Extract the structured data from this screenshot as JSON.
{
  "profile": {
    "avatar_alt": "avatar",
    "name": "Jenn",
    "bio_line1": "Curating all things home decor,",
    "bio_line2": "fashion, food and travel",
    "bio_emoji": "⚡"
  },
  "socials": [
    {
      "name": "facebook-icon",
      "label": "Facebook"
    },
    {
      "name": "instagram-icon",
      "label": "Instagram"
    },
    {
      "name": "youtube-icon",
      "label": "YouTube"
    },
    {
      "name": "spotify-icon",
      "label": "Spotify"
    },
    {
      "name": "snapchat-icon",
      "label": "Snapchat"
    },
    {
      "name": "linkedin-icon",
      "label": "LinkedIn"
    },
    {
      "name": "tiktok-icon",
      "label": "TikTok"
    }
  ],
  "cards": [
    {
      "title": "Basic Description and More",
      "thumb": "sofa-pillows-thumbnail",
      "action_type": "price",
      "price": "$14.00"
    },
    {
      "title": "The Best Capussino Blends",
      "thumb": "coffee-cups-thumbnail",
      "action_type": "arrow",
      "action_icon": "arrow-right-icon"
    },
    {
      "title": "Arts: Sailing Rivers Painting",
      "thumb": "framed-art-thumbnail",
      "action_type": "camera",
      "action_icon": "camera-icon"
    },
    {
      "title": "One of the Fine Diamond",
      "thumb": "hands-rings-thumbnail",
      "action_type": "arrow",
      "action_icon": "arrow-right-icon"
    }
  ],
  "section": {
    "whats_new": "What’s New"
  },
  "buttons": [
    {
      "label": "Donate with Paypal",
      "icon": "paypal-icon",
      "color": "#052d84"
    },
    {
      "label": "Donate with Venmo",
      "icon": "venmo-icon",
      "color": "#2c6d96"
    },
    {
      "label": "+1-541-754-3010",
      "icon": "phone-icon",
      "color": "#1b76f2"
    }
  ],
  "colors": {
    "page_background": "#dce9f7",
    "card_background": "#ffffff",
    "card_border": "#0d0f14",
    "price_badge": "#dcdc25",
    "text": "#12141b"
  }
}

** Written instruction **
Working from the material above, retype it in its entirety without change.

** Completed task **
Extract the structured data from this screenshot as JSON.
{
  "profile": {
    "avatar_alt": "avatar",
    "name": "Jenn",
    "bio_line1": "Curating all things home decor,",
    "bio_line2": "fashion, food and travel",
    "bio_emoji": "⚡"
  },
  "socials": [
    {
      "name": "facebook-icon",
      "label": "Facebook"
    },
    {
      "name": "instagram-icon",
      "label": "Instagram"
    },
    {
      "name": "youtube-icon",
      "label": "YouTube"
    },
    {
      "name": "spotify-icon",
      "label": "Spotify"
    },
    {
      "name": "snapchat-icon",
      "label": "Snapchat"
    },
    {
      "name": "linkedin-icon",
      "label": "LinkedIn"
    },
    {
      "name": "tiktok-icon",
      "label": "TikTok"
    }
  ],
  "cards": [
    {
      "title": "Basic Description and More",
      "thumb": "sofa-pillows-thumbnail",
      "action_type": "price",
      "price": "$14.00"
    },
    {
      "title": "The Best Capussino Blends",
      "thumb": "coffee-cups-thumbnail",
      "action_type": "arrow",
      "action_icon": "arrow-right-icon"
    },
    {
      "title": "Arts: Sailing Rivers Painting",
      "thumb": "framed-art-thumbnail",
      "action_type": "camera",
      "action_icon": "camera-icon"
    },
    {
      "title": "One of the Fine Diamond",
      "thumb": "hands-rings-thumbnail",
      "action_type": "arrow",
      "action_icon": "arrow-right-icon"
    }
  ],
  "section": {
    "whats_new": "What’s New"
  },
  "buttons": [
    {
      "label": "Donate with Paypal",
      "icon": "paypal-icon",
      "color": "#052d84"
    },
    {
      "label": "Donate with Venmo",
      "icon": "venmo-icon",
      "color": "#2c6d96"
    },
    {
      "label": "+1-541-754-3010",
      "icon": "phone-icon",
      "color": "#1b76f2"
    }
  ],
  "colors": {
    "page_background": "#dce9f7",
    "card_background": "#ffffff",
    "card_border": "#0d0f14",
    "price_badge": "#dcdc25",
    "text": "#12141b"
  }
}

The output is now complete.